## Start Data excerpts

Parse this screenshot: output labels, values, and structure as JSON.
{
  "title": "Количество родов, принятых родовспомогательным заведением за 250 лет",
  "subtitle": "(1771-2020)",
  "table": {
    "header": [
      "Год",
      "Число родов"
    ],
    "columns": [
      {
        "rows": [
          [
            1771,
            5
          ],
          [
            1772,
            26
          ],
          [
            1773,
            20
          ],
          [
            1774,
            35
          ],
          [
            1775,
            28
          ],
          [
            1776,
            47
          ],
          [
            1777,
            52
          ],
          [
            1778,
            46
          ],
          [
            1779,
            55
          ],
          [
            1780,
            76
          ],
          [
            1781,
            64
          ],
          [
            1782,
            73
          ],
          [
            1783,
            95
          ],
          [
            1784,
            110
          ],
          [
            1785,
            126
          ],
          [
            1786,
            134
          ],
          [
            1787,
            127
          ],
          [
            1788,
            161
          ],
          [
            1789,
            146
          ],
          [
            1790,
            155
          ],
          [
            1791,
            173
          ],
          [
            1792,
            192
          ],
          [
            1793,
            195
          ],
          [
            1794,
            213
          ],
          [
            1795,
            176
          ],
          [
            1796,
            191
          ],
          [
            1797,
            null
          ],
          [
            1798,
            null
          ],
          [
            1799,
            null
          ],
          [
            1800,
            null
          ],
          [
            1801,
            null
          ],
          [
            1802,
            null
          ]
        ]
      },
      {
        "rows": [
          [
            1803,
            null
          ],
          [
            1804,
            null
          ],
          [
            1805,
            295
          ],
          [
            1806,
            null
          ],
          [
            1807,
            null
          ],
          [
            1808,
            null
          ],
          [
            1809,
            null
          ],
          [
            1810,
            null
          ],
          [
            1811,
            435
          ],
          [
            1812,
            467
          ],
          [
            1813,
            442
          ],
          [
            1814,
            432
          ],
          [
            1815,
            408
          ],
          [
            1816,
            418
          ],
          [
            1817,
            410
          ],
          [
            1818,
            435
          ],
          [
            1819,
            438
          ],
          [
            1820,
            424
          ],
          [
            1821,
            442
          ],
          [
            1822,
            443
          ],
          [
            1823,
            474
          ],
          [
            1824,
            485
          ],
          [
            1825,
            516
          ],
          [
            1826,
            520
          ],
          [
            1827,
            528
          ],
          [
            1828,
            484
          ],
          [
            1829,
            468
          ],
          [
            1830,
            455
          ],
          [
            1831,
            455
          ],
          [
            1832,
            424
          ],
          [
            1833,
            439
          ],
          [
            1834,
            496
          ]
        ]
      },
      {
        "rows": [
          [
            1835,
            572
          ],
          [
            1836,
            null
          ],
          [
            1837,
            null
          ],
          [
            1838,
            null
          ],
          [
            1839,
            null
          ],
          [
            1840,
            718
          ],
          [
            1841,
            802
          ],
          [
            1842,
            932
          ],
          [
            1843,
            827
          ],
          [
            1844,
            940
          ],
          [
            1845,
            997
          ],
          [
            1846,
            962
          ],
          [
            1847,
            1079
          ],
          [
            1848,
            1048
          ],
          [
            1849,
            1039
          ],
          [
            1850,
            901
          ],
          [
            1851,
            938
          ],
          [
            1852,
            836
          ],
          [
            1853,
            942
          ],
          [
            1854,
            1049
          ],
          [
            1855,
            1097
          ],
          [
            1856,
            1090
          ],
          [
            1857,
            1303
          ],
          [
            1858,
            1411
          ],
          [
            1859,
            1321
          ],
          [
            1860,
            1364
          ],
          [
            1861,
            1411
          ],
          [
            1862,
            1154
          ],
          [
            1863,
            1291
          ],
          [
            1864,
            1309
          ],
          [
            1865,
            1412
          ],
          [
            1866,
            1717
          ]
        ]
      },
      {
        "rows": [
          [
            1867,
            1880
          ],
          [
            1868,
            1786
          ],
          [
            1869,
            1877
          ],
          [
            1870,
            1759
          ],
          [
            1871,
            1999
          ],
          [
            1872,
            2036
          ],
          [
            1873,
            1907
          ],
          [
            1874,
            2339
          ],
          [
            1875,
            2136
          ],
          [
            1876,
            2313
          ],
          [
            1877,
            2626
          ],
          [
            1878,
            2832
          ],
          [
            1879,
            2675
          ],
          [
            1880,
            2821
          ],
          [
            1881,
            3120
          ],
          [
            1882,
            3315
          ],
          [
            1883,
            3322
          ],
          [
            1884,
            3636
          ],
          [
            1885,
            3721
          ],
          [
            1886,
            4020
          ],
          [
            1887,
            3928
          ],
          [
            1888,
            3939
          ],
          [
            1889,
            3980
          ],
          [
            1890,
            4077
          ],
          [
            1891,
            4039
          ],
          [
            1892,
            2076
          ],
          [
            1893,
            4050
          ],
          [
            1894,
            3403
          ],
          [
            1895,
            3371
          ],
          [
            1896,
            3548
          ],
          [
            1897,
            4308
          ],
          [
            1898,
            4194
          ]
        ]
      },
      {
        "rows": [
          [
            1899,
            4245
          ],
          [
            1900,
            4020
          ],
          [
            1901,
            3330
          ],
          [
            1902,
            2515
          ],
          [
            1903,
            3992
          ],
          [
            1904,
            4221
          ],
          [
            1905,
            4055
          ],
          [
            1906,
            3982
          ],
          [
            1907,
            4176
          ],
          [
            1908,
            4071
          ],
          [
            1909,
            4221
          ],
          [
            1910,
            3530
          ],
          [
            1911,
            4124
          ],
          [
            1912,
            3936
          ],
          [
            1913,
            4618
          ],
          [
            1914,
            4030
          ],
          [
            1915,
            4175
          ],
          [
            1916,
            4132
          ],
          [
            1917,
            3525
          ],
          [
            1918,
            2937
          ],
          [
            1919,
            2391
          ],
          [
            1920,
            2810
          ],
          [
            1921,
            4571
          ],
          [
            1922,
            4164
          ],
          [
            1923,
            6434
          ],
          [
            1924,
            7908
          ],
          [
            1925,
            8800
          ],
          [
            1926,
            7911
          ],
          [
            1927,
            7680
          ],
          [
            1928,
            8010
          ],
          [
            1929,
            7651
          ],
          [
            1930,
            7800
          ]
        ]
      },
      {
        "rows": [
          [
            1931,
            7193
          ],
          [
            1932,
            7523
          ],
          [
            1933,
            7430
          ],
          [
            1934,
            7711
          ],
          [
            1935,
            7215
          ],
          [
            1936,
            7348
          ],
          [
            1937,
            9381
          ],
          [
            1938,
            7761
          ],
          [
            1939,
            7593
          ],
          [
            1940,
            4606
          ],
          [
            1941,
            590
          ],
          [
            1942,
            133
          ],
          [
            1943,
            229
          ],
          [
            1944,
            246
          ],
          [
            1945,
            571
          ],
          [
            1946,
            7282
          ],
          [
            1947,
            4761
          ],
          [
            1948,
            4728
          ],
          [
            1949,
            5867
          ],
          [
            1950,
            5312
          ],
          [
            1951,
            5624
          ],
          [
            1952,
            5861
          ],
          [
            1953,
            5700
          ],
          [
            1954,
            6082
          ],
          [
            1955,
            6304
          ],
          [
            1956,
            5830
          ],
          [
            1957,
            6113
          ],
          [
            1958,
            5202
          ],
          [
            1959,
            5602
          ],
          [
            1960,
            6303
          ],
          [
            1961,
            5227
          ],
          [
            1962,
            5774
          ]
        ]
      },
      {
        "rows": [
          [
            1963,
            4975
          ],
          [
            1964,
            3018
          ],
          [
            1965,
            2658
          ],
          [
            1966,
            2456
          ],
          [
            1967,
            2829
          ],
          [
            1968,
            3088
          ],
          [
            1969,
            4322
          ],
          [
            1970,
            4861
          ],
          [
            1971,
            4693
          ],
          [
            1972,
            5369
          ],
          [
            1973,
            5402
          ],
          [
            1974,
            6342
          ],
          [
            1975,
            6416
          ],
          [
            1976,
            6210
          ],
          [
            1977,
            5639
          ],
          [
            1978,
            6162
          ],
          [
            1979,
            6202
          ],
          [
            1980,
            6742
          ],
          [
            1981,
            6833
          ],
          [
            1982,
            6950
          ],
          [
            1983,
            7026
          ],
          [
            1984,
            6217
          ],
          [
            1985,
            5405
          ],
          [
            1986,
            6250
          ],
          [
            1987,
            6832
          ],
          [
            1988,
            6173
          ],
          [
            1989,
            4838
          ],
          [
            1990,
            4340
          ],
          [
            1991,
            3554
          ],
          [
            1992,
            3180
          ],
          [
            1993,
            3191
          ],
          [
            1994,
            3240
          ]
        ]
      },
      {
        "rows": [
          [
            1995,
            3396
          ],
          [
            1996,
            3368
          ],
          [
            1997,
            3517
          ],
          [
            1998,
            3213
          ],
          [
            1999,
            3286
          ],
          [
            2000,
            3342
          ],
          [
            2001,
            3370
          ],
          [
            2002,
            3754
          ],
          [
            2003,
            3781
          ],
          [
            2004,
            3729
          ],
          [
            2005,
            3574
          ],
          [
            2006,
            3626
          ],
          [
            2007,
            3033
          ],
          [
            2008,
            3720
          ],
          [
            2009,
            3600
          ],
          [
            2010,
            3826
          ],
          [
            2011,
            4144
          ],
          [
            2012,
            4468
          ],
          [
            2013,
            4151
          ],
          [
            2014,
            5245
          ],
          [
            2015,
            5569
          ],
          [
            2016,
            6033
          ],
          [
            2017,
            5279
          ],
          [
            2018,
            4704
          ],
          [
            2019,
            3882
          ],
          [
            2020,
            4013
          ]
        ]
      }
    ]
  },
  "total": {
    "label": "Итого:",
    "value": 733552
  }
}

## End Data excerpts

### Task
Write out every line of the entries that holds the word "родов".

### Correct result
  "title": "Количество родов, принятых родовспомогательным заведением за 250 лет",
      "Число родов"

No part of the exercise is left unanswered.